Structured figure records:
#####

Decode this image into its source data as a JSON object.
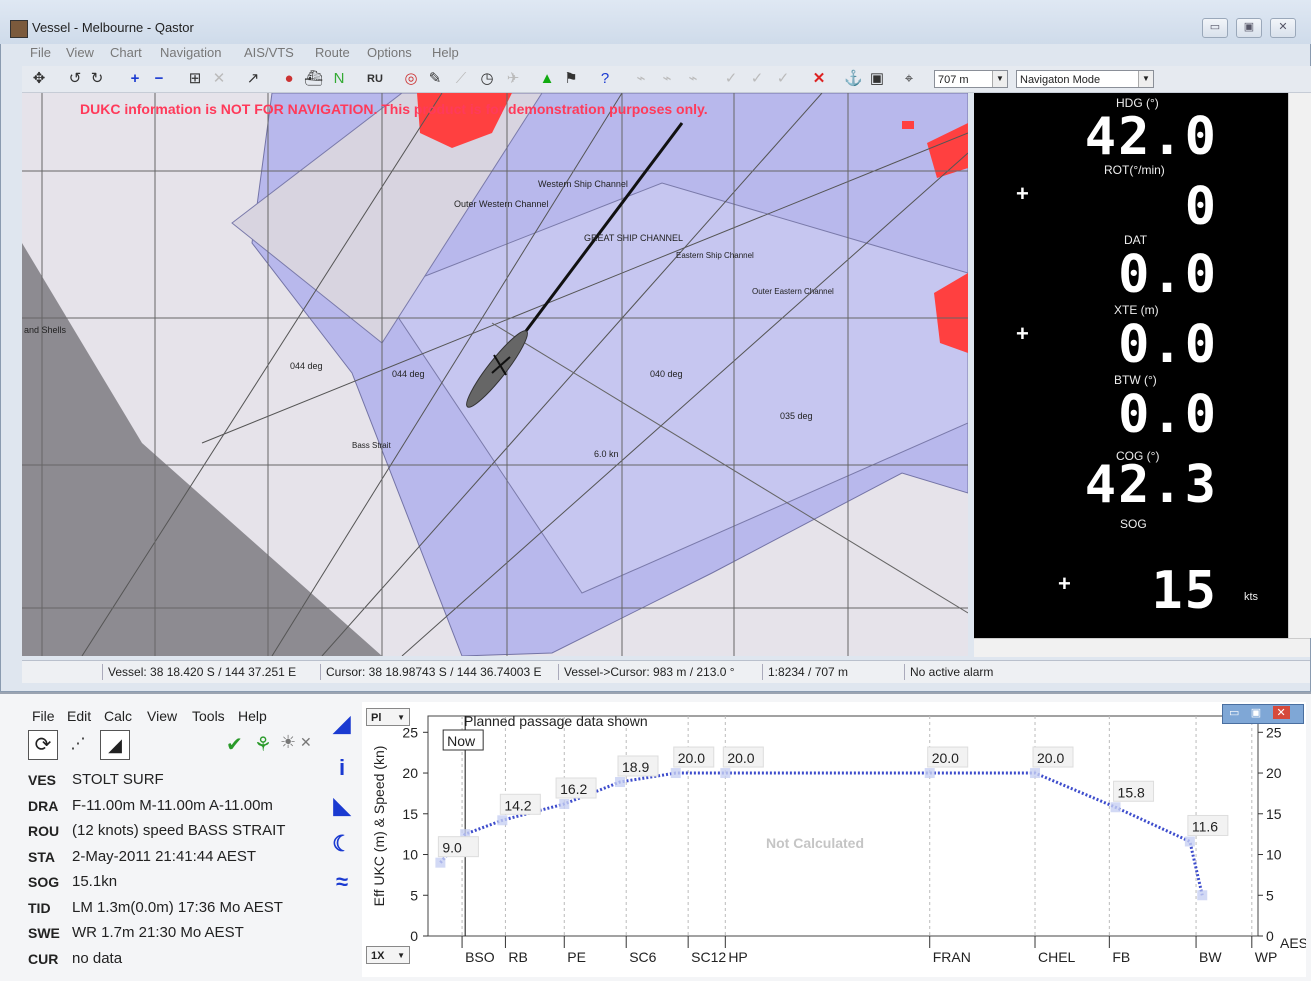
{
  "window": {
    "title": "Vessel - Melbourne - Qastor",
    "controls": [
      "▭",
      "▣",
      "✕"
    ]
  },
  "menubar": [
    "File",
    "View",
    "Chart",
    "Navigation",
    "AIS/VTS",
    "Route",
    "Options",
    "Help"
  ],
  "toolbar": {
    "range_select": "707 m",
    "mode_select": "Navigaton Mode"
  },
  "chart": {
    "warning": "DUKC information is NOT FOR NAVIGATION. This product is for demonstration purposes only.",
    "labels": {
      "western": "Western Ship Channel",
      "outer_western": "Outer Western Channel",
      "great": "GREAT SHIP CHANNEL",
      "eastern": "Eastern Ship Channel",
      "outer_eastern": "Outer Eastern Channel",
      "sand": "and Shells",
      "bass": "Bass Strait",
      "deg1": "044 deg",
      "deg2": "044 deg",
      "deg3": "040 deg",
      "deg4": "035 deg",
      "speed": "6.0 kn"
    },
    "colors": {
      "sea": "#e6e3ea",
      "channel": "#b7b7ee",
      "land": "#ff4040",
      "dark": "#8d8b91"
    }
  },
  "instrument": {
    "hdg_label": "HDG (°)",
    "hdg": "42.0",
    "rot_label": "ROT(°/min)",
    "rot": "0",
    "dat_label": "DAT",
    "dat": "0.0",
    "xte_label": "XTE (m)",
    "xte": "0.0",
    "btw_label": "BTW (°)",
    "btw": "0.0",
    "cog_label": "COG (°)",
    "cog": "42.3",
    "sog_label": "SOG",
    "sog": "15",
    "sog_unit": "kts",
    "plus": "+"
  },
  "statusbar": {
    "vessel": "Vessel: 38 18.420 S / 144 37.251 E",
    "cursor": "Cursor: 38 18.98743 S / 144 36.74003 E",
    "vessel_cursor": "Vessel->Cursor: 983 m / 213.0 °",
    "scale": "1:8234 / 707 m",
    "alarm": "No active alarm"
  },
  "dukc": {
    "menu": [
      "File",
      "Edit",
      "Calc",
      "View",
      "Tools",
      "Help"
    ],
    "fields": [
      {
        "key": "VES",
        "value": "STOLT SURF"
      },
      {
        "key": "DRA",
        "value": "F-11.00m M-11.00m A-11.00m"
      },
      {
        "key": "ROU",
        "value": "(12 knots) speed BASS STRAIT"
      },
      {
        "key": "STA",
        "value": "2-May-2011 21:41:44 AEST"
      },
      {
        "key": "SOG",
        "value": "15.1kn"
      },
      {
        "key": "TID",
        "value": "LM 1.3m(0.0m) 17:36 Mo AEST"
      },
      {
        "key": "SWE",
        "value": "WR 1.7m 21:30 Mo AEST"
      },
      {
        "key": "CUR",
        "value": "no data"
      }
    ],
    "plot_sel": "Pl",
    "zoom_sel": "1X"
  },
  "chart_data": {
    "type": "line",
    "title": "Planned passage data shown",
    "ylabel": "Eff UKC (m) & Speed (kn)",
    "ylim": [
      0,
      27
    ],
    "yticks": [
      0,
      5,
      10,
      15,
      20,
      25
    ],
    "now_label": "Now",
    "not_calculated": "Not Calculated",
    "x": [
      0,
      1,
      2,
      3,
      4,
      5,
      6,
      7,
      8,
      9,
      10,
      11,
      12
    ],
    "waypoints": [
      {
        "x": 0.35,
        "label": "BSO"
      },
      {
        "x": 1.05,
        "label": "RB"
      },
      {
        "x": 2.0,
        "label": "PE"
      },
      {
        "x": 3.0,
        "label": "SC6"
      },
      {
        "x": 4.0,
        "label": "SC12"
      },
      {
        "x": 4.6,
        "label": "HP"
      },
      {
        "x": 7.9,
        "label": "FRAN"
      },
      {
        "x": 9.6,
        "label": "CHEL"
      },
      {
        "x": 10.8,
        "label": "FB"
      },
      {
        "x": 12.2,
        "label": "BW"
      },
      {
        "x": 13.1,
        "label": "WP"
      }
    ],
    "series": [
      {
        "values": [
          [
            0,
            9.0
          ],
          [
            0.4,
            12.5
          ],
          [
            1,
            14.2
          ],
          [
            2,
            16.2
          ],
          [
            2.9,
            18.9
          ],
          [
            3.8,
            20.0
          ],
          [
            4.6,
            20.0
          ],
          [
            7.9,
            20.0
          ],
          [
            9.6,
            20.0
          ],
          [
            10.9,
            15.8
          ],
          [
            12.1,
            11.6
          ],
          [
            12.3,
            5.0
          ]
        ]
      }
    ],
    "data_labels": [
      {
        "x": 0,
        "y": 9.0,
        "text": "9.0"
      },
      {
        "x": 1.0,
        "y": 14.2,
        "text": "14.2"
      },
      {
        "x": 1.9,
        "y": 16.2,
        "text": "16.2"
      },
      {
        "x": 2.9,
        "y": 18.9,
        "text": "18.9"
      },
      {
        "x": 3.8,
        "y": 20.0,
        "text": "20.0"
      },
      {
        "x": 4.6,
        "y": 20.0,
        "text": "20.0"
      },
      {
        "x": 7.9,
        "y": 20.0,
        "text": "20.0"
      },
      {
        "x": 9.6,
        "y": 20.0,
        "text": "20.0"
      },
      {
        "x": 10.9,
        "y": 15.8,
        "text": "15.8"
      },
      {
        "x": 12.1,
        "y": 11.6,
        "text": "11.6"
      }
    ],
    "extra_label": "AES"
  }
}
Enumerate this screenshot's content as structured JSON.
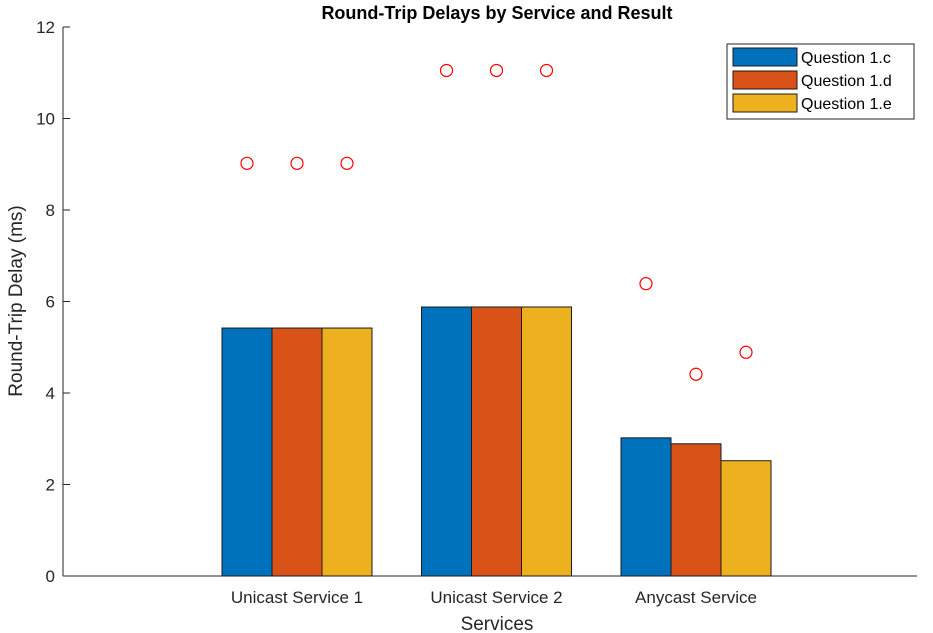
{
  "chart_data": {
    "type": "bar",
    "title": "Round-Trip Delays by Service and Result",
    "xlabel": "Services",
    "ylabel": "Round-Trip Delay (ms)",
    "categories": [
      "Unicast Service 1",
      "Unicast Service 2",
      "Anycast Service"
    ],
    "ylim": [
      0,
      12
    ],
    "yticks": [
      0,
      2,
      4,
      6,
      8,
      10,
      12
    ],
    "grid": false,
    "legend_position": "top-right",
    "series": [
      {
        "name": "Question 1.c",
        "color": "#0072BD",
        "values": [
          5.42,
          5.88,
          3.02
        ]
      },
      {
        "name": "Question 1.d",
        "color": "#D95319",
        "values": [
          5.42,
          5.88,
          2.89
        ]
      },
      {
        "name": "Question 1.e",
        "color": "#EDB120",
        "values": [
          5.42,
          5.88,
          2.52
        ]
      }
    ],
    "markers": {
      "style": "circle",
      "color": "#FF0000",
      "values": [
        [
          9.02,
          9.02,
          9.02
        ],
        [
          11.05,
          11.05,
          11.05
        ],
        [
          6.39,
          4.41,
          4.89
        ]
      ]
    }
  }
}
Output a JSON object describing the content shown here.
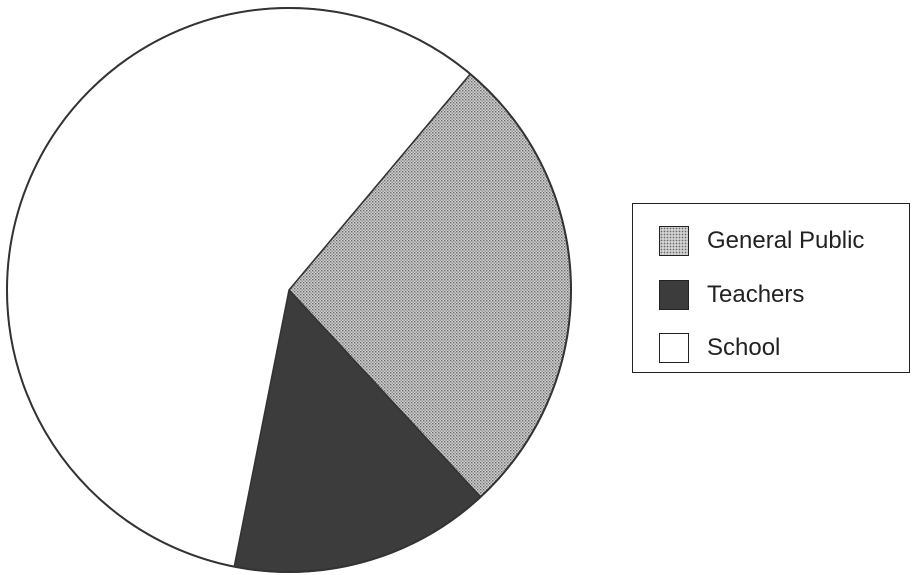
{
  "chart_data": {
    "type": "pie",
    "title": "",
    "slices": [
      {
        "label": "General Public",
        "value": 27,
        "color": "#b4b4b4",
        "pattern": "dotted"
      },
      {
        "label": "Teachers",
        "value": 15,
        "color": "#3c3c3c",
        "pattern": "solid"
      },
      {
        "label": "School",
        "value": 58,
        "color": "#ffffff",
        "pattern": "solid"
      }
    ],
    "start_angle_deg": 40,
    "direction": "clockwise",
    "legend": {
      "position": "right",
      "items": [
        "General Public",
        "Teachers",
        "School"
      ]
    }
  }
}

#####

• [What you need to do]
Count the lines that hold the string "Public", and reply with that number alone.

• [Exercise answer]
2